* [What the task asks]: Omit any picture, and return the remaining data exactly as written.

···

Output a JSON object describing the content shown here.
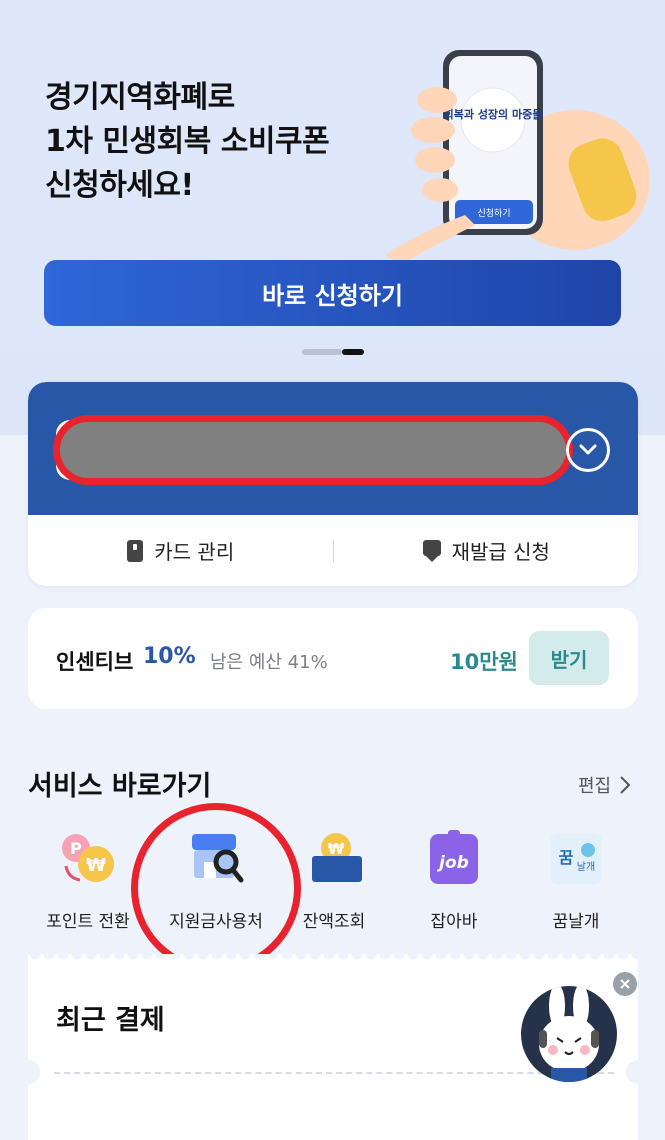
{
  "banner": {
    "title": "경기지역화폐로\n1차 민생회복 소비쿠폰\n신청하세요!",
    "phone_badge_text": "회복과 성장의 마중물",
    "phone_button_label": "신청하기",
    "apply_button_label": "바로 신청하기",
    "pager": {
      "current": 2,
      "total": 2
    }
  },
  "card": {
    "masked": true,
    "actions": [
      {
        "label": "카드 관리",
        "icon": "card-icon"
      },
      {
        "label": "재발급 신청",
        "icon": "reissue-icon"
      }
    ]
  },
  "incentive": {
    "label": "인센티브",
    "rate": "10%",
    "remaining": "남은 예산 41%",
    "amount": "10만원",
    "button_label": "받기"
  },
  "services": {
    "title": "서비스 바로가기",
    "edit_label": "편집",
    "items": [
      {
        "label": "포인트 전환",
        "icon": "point-convert-icon"
      },
      {
        "label": "지원금사용처",
        "icon": "store-search-icon"
      },
      {
        "label": "잔액조회",
        "icon": "balance-wallet-icon"
      },
      {
        "label": "잡아바",
        "icon": "job-icon"
      },
      {
        "label": "꿈날개",
        "icon": "dream-wings-icon"
      }
    ]
  },
  "recent": {
    "title": "최근 결제"
  },
  "colors": {
    "brand_blue": "#2857a8",
    "accent_teal": "#2a8a8f",
    "annotation_red": "#e8232d"
  }
}
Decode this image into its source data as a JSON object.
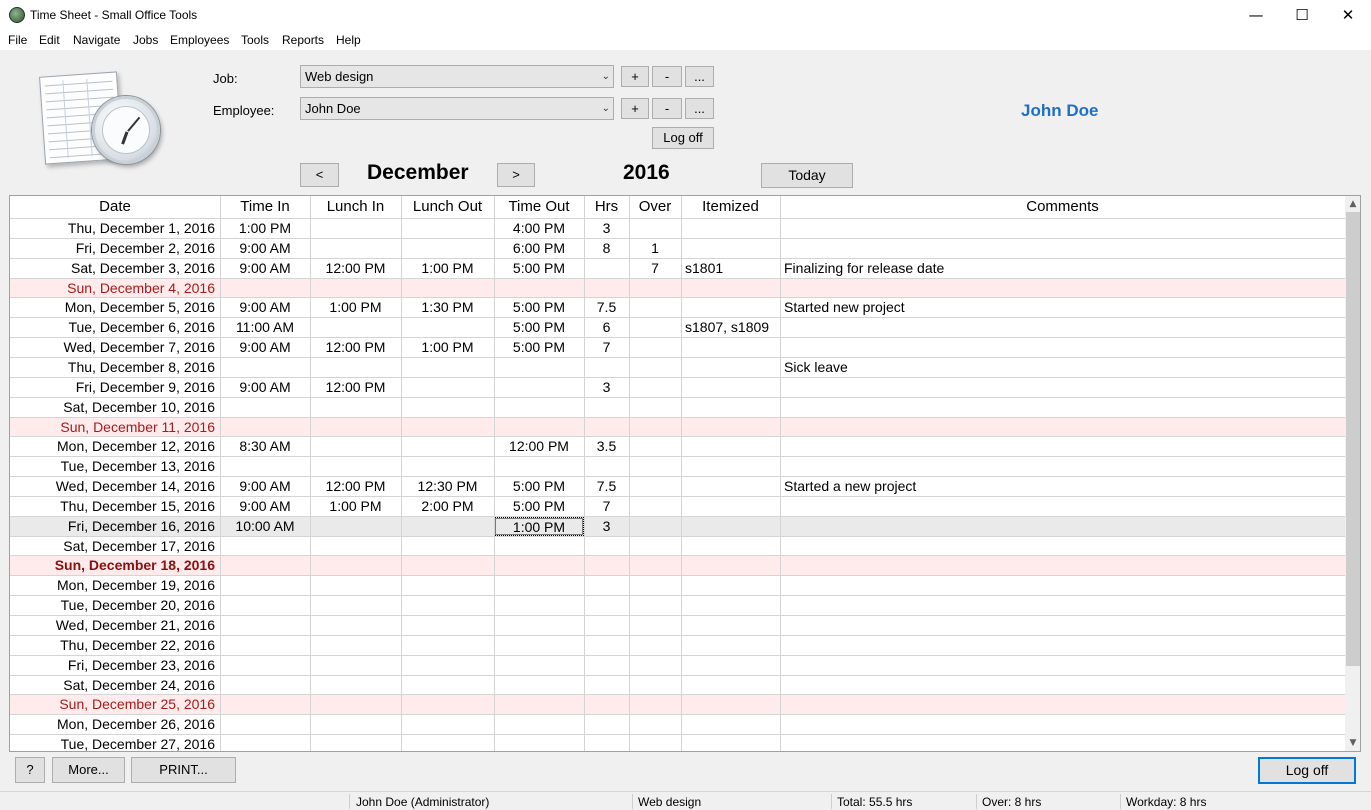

···

* [Result of this exercise]:
Output a JSON object describing the content shown here.
{
  "banner": {
    "title": "경기지역화폐로\n1차 민생회복 소비쿠폰\n신청하세요!",
    "phone_badge_text": "회복과 성장의 마중물",
    "phone_button_label": "신청하기",
    "apply_button_label": "바로 신청하기",
    "pager": {
      "current": 2,
      "total": 2
    }
  },
  "card": {
    "masked": true,
    "actions": [
      {
        "label": "카드 관리",
        "icon": "card-icon"
      },
      {
        "label": "재발급 신청",
        "icon": "reissue-icon"
      }
    ]
  },
  "incentive": {
    "label": "인센티브",
    "rate": "10%",
    "remaining": "남은 예산 41%",
    "amount": "10만원",
    "button_label": "받기"
  },
  "services": {
    "title": "서비스 바로가기",
    "edit_label": "편집",
    "items": [
      {
        "label": "포인트 전환",
        "icon": "point-convert-icon"
      },
      {
        "label": "지원금사용처",
        "icon": "store-search-icon"
      },
      {
        "label": "잔액조회",
        "icon": "balance-wallet-icon"
      },
      {
        "label": "잡아바",
        "icon": "job-icon"
      },
      {
        "label": "꿈날개",
        "icon": "dream-wings-icon"
      }
    ]
  },
  "recent": {
    "title": "최근 결제"
  },
  "colors": {
    "brand_blue": "#2857a8",
    "accent_teal": "#2a8a8f",
    "annotation_red": "#e8232d"
  }
}
Decode this image into its source data as a JSON object.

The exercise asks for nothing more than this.